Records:
++++
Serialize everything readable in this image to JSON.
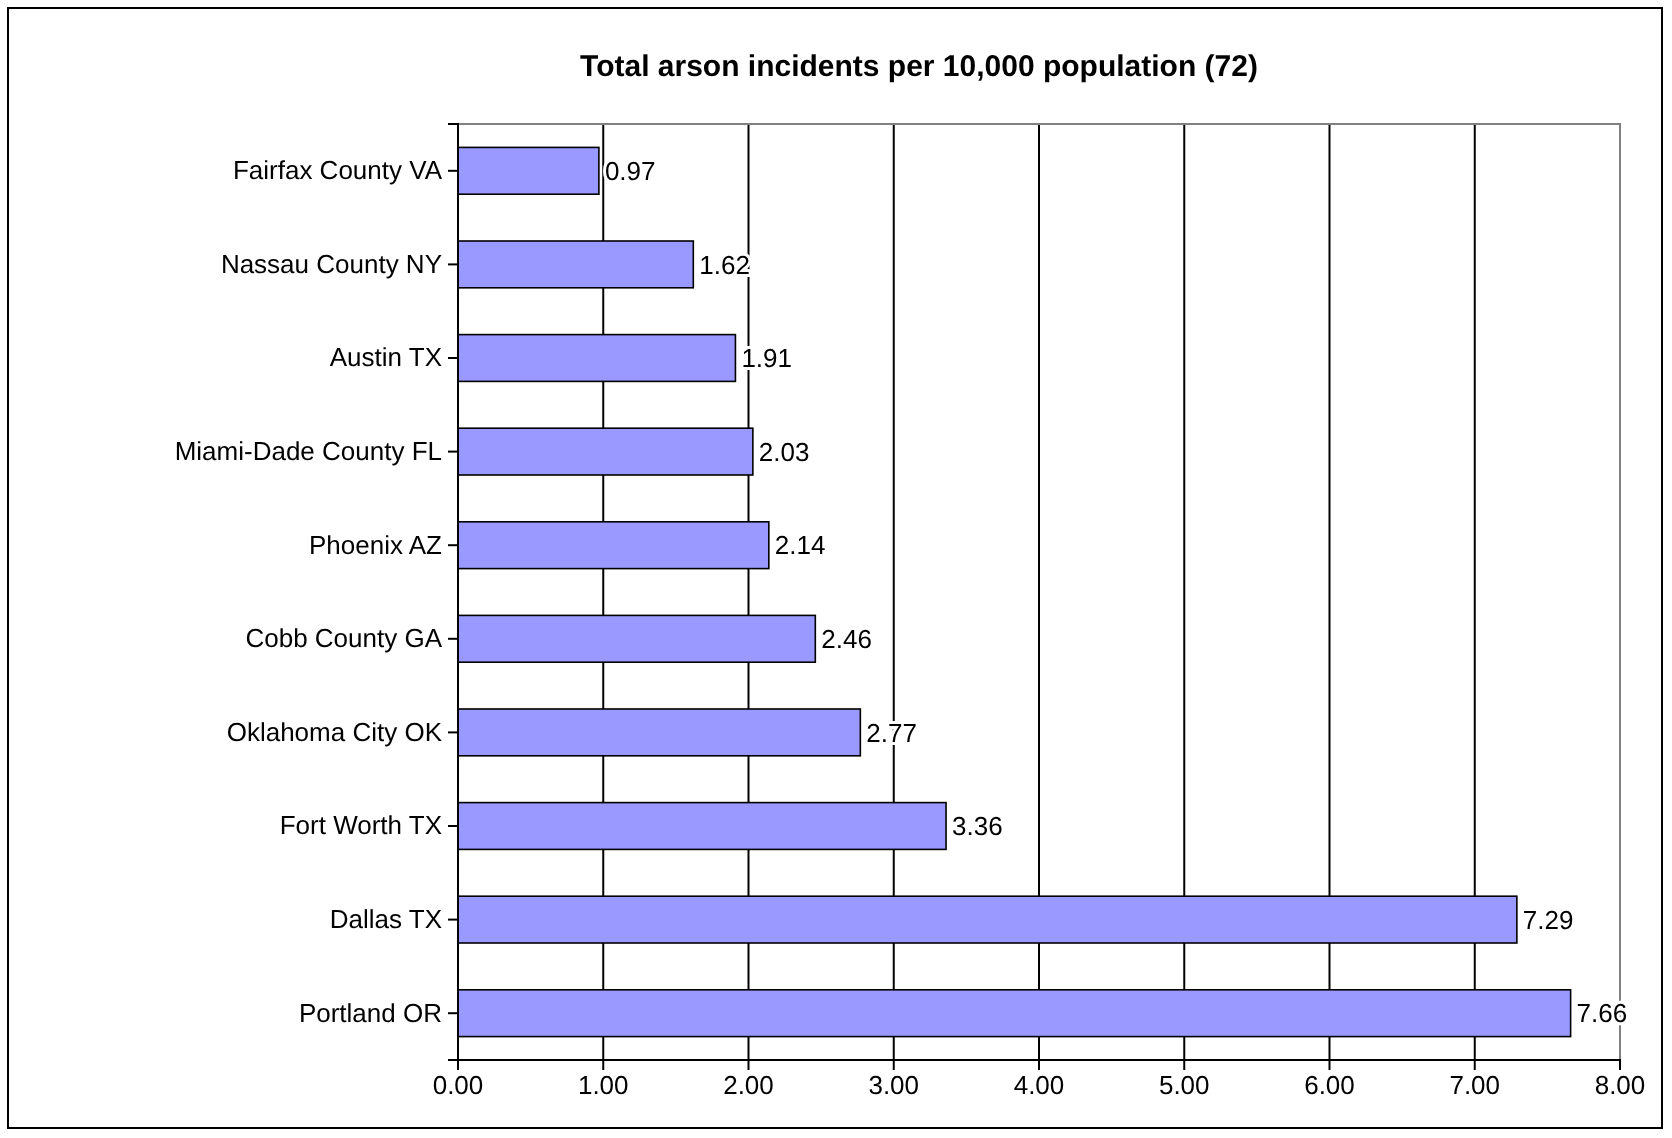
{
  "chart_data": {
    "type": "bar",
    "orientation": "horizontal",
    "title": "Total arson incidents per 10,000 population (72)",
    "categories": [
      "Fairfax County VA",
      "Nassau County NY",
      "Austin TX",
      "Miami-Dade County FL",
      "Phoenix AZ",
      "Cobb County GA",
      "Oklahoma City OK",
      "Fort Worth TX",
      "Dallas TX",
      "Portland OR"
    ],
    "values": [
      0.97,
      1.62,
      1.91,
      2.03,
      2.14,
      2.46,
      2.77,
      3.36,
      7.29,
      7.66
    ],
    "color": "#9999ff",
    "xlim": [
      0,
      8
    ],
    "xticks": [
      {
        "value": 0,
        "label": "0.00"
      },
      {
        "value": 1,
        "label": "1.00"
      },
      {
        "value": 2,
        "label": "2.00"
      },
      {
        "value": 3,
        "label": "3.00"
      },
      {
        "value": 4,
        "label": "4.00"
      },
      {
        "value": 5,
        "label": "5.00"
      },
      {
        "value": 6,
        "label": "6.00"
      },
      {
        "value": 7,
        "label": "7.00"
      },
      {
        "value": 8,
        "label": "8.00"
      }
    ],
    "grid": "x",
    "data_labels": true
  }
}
++++
** WORK REQUIRED **
Check each line above for the string "County" and show the ones that have it.

** COMPLETED TASK **
      "Fairfax County VA",
      "Nassau County NY",
      "Miami-Dade County FL",
      "Cobb County GA",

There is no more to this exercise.